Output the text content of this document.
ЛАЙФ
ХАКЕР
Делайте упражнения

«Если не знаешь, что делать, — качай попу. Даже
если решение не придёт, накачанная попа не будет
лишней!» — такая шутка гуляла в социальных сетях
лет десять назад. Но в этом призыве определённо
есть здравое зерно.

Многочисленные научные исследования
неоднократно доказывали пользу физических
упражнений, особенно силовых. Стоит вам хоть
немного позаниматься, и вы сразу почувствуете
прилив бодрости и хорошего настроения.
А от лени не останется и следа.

---

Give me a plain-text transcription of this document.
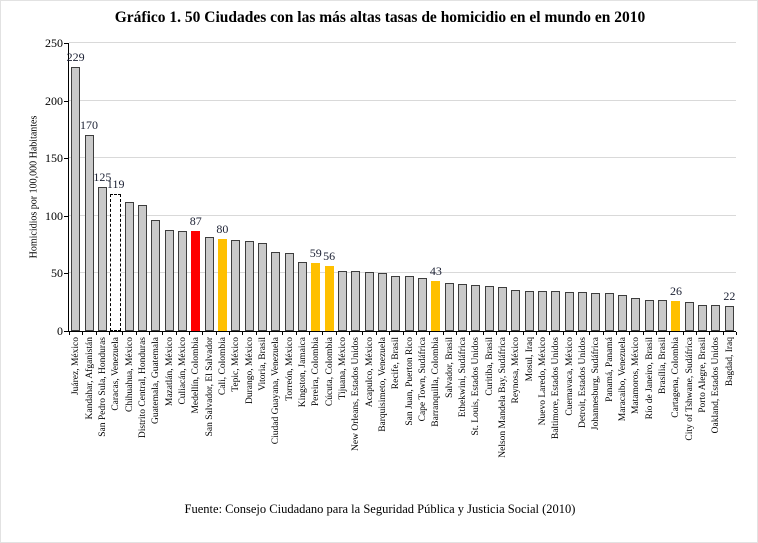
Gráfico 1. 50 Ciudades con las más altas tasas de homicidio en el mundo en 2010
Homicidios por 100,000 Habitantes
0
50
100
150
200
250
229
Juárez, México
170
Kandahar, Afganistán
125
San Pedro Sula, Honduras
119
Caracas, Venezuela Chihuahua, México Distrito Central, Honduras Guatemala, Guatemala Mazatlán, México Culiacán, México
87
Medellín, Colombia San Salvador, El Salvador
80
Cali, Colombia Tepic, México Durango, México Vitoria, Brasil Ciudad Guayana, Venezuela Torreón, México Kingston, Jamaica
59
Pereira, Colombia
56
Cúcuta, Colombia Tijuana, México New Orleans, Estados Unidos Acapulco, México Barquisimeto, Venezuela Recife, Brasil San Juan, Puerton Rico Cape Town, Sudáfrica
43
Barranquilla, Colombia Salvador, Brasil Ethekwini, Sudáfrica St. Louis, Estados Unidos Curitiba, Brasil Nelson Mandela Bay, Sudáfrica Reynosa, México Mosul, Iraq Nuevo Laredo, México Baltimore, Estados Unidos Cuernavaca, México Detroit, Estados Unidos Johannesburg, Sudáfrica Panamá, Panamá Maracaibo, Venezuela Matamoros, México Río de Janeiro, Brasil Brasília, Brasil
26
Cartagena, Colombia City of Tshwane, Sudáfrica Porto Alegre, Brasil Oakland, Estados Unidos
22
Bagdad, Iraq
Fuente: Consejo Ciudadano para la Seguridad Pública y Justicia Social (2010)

- [WRITTEN EXERCISE] Show all lines from the listing above in which "this" appears.

- [WRITTEN RESPONSE]
Output the text content of this document.
Give me a plain-text transcription of this document.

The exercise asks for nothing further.